*The problem:*
Every line that contains the word "Salon" should be copied.
_____
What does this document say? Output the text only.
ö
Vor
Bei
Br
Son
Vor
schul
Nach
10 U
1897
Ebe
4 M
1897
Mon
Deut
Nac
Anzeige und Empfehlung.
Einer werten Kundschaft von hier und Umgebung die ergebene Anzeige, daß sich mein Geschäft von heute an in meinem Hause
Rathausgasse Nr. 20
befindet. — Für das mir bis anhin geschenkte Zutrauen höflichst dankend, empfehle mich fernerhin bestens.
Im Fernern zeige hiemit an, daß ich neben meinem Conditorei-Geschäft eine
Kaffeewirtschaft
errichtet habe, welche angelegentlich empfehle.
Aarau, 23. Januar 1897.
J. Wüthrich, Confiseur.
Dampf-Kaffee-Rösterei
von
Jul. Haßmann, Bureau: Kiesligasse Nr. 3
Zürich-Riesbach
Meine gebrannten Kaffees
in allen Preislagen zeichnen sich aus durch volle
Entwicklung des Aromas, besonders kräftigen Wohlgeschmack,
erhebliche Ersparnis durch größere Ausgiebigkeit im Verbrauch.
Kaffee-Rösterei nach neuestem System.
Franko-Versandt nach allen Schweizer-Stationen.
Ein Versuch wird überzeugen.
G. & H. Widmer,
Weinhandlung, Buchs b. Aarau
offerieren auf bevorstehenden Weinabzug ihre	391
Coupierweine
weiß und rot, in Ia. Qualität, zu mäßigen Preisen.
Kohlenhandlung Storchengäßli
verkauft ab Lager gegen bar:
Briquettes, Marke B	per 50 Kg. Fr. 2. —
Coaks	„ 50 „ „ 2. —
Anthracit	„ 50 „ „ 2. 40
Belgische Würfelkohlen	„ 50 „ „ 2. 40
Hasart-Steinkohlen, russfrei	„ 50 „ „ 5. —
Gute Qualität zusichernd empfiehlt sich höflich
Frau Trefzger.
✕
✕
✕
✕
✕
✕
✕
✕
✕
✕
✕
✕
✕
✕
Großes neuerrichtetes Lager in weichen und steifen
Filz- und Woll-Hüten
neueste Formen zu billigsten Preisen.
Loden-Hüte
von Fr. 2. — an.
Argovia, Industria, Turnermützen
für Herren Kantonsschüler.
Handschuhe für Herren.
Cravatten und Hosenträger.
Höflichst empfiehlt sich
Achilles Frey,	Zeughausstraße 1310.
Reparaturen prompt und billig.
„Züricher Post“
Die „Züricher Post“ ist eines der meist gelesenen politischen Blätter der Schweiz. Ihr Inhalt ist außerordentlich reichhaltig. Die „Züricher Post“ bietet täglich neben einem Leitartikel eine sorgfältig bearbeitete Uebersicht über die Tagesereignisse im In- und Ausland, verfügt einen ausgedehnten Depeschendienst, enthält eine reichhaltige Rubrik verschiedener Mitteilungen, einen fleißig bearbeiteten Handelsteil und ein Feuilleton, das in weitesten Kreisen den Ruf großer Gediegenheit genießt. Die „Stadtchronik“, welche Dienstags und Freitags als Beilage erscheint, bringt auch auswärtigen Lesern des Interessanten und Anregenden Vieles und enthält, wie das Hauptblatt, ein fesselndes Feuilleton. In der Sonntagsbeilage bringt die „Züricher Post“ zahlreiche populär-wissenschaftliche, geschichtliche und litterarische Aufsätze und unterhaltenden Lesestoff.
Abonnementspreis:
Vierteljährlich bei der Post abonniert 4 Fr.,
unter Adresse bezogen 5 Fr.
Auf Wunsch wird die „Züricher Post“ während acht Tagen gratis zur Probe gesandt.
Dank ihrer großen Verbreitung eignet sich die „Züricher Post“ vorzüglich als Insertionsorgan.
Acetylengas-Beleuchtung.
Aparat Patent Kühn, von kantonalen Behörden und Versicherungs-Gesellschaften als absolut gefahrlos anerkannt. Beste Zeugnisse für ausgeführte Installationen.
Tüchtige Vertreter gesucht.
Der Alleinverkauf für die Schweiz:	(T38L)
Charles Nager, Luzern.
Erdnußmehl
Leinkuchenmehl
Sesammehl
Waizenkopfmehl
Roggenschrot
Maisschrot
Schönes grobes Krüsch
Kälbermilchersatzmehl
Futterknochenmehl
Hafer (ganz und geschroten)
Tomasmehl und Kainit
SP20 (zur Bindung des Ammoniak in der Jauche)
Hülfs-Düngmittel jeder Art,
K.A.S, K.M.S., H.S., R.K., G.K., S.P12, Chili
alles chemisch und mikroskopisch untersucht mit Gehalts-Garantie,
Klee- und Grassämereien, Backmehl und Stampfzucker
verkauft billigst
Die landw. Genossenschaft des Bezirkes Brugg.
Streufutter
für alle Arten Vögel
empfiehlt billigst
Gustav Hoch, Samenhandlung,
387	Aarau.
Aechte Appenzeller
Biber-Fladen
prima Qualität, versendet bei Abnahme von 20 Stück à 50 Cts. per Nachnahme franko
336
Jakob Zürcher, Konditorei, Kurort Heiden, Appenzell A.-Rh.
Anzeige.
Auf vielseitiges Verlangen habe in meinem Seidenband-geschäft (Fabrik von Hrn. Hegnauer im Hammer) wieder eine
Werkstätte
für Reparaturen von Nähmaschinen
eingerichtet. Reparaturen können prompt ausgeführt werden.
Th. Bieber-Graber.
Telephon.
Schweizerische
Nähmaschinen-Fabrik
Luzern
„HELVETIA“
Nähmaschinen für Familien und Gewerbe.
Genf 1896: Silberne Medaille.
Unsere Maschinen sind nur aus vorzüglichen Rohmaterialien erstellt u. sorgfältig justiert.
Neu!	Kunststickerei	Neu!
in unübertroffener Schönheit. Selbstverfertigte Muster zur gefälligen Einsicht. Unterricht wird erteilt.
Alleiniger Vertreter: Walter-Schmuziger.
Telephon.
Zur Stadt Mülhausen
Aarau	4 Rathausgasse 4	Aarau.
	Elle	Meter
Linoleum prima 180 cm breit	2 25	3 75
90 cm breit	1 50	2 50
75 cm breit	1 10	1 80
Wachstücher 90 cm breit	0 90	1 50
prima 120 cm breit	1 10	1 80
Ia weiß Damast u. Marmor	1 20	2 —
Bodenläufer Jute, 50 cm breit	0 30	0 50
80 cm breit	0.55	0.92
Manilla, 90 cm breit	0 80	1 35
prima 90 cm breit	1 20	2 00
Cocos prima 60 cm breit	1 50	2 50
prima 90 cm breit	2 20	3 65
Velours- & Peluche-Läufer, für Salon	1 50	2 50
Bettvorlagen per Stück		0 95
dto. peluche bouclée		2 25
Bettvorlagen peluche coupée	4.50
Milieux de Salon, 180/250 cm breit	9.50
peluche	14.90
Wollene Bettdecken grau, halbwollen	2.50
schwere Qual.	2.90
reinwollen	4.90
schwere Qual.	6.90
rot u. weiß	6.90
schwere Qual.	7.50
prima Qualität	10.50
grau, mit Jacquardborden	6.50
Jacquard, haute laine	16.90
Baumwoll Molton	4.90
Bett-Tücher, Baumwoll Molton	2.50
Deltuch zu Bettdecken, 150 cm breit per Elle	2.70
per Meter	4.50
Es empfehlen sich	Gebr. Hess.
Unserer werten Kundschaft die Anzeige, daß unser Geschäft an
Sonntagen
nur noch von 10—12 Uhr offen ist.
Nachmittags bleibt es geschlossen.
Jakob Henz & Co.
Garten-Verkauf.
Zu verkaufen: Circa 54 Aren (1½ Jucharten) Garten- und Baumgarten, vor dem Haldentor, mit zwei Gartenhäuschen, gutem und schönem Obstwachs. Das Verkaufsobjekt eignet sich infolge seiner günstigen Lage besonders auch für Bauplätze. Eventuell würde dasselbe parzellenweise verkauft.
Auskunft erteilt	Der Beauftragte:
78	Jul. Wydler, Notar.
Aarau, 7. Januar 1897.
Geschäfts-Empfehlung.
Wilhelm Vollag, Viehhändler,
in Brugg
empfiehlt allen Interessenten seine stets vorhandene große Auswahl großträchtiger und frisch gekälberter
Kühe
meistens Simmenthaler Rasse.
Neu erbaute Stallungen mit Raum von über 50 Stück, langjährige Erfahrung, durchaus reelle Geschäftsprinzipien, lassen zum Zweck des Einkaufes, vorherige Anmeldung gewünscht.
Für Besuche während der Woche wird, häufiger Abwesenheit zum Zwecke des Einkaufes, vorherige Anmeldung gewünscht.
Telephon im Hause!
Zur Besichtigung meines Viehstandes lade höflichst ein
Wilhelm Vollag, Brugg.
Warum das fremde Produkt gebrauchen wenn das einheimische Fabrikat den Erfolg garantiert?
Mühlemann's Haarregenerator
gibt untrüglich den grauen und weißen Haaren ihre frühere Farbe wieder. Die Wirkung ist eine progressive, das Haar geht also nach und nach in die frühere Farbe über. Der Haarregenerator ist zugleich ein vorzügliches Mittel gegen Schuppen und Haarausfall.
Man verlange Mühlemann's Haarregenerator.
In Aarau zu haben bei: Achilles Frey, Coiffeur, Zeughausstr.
_____
*Output:*
Velours- & Peluche-Läufer, für Salon	1 50	2 50
Milieux de Salon, 180/250 cm breit	9.50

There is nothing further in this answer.